WHAT THE TASK ASKS »
Filter this data down to the lines that hold "production", and copy them.

## Start WORKING DATA

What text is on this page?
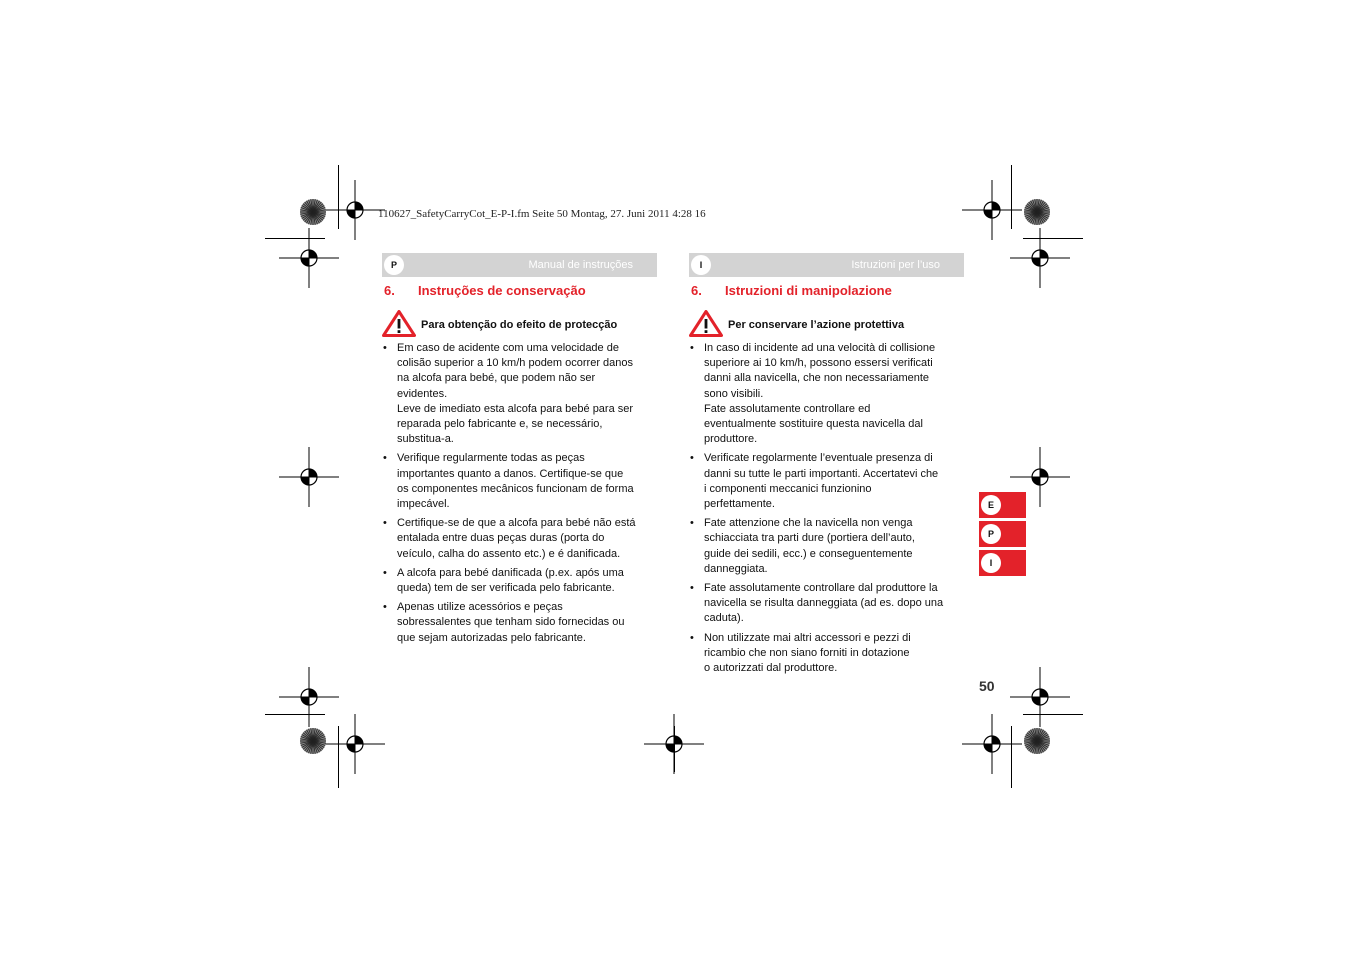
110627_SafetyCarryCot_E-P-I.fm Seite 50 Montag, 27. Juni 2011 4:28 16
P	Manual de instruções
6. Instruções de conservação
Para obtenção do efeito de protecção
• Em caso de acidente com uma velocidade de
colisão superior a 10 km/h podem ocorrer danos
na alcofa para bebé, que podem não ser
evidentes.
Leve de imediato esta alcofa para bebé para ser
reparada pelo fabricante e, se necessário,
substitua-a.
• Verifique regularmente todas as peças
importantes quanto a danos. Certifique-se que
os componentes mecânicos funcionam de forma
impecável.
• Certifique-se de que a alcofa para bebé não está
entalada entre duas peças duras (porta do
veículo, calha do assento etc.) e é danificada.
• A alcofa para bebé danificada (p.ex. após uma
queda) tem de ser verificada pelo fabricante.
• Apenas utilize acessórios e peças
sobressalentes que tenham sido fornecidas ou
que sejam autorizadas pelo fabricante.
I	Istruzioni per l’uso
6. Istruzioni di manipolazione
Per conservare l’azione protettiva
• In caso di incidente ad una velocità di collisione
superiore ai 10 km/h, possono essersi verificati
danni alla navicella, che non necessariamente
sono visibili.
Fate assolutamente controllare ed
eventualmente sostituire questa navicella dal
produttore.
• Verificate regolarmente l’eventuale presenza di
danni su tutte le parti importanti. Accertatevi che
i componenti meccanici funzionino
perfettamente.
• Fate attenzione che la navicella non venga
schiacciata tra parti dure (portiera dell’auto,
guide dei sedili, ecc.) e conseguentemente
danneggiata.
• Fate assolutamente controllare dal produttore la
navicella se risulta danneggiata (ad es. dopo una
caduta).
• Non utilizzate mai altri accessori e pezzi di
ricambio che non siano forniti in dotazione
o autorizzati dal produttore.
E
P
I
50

## End WORKING DATA
## Start WORKING DATA

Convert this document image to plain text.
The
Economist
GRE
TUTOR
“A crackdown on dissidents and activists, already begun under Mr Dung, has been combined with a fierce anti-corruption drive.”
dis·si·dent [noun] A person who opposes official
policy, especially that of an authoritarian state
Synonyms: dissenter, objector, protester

## End WORKING DATA
## Start WORKING DATA

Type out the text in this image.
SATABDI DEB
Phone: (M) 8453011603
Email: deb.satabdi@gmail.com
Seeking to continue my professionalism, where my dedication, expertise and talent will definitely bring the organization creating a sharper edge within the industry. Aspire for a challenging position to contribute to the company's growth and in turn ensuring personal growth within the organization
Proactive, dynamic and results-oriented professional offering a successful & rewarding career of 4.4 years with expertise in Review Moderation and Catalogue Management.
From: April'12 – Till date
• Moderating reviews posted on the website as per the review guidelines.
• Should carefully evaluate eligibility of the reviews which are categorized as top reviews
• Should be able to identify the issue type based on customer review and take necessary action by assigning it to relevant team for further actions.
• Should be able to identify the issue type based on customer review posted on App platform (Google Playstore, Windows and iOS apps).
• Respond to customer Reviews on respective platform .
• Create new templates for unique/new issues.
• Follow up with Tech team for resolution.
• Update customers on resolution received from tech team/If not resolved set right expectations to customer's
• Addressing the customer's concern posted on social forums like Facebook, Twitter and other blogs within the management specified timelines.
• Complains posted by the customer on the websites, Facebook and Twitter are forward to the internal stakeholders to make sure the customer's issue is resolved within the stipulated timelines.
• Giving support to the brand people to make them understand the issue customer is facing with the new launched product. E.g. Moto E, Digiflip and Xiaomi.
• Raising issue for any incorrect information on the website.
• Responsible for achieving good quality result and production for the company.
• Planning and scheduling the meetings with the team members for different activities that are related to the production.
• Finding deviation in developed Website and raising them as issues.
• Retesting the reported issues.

## End WORKING DATA

THE SOLUTION »
• Responsible for achieving good quality result and production for the company.
• Planning and scheduling the meetings with the team members for different activities that are related to the production.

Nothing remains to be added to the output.